§ **Set task**:
Output all of the records exactly as written.

Records from a data source
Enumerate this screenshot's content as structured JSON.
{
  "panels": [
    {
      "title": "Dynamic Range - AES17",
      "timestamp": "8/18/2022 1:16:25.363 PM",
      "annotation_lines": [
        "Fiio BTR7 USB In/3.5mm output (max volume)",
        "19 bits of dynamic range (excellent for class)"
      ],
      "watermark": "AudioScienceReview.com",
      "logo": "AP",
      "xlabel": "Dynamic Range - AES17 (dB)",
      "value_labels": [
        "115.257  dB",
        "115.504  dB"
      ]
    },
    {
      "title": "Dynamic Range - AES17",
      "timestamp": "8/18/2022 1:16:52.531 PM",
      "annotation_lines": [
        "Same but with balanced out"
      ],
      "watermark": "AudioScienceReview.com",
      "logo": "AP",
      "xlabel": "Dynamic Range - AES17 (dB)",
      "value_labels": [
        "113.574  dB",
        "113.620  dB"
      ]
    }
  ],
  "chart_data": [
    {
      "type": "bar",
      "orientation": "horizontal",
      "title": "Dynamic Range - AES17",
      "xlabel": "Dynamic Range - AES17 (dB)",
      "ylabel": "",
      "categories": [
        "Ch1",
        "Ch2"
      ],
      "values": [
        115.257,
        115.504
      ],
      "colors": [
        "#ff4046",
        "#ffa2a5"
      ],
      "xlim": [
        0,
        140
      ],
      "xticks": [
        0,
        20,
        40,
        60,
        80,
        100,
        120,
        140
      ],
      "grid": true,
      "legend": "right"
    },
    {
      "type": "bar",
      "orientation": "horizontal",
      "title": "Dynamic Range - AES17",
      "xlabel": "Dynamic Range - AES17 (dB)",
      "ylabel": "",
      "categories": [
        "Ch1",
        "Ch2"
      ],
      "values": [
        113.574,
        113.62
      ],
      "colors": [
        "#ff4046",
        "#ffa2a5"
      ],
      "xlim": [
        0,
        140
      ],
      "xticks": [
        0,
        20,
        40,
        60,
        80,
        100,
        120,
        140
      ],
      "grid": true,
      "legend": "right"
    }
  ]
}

§ **Answer below**:
Enumerate this screenshot's content as structured JSON.
{
  "panels": [
    {
      "title": "Dynamic Range - AES17",
      "timestamp": "8/18/2022 1:16:25.363 PM",
      "annotation_lines": [
        "Fiio BTR7 USB In/3.5mm output (max volume)",
        "19 bits of dynamic range (excellent for class)"
      ],
      "watermark": "AudioScienceReview.com",
      "logo": "AP",
      "xlabel": "Dynamic Range - AES17 (dB)",
      "value_labels": [
        "115.257  dB",
        "115.504  dB"
      ]
    },
    {
      "title": "Dynamic Range - AES17",
      "timestamp": "8/18/2022 1:16:52.531 PM",
      "annotation_lines": [
        "Same but with balanced out"
      ],
      "watermark": "AudioScienceReview.com",
      "logo": "AP",
      "xlabel": "Dynamic Range - AES17 (dB)",
      "value_labels": [
        "113.574  dB",
        "113.620  dB"
      ]
    }
  ],
  "chart_data": [
    {
      "type": "bar",
      "orientation": "horizontal",
      "title": "Dynamic Range - AES17",
      "xlabel": "Dynamic Range - AES17 (dB)",
      "ylabel": "",
      "categories": [
        "Ch1",
        "Ch2"
      ],
      "values": [
        115.257,
        115.504
      ],
      "colors": [
        "#ff4046",
        "#ffa2a5"
      ],
      "xlim": [
        0,
        140
      ],
      "xticks": [
        0,
        20,
        40,
        60,
        80,
        100,
        120,
        140
      ],
      "grid": true,
      "legend": "right"
    },
    {
      "type": "bar",
      "orientation": "horizontal",
      "title": "Dynamic Range - AES17",
      "xlabel": "Dynamic Range - AES17 (dB)",
      "ylabel": "",
      "categories": [
        "Ch1",
        "Ch2"
      ],
      "values": [
        113.574,
        113.62
      ],
      "colors": [
        "#ff4046",
        "#ffa2a5"
      ],
      "xlim": [
        0,
        140
      ],
      "xticks": [
        0,
        20,
        40,
        60,
        80,
        100,
        120,
        140
      ],
      "grid": true,
      "legend": "right"
    }
  ]
}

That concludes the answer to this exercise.